> **DIRECTIVE**
Transcribe the entries exactly; images are not part of the copy.

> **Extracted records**
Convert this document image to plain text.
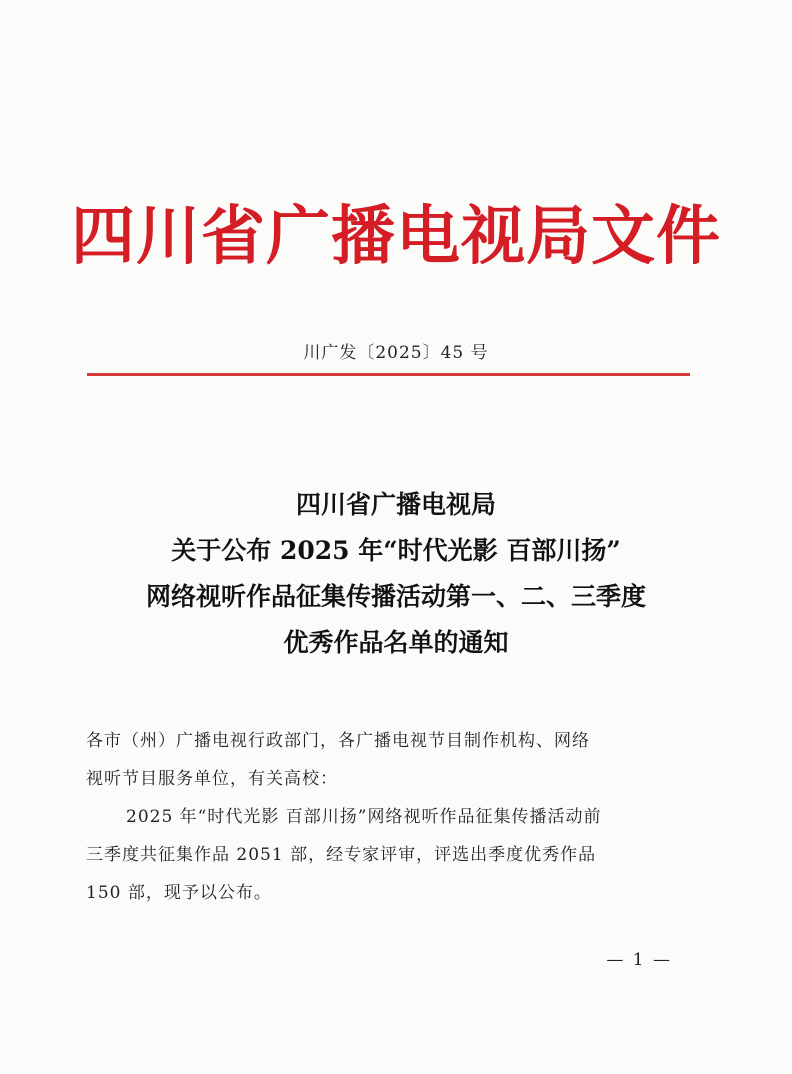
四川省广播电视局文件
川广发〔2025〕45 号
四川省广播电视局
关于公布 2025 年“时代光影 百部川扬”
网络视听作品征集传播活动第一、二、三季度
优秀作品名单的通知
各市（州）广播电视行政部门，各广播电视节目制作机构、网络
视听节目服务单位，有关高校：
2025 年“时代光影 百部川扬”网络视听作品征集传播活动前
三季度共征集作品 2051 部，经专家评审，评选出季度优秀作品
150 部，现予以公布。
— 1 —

> **EXPECTED ANSWER**
Convert this document image to plain text.
四川省广播电视局文件
川广发〔2025〕45 号
四川省广播电视局
关于公布 2025 年“时代光影 百部川扬”
网络视听作品征集传播活动第一、二、三季度
优秀作品名单的通知
各市（州）广播电视行政部门，各广播电视节目制作机构、网络
视听节目服务单位，有关高校：
2025 年“时代光影 百部川扬”网络视听作品征集传播活动前
三季度共征集作品 2051 部，经专家评审，评选出季度优秀作品
150 部，现予以公布。
— 1 —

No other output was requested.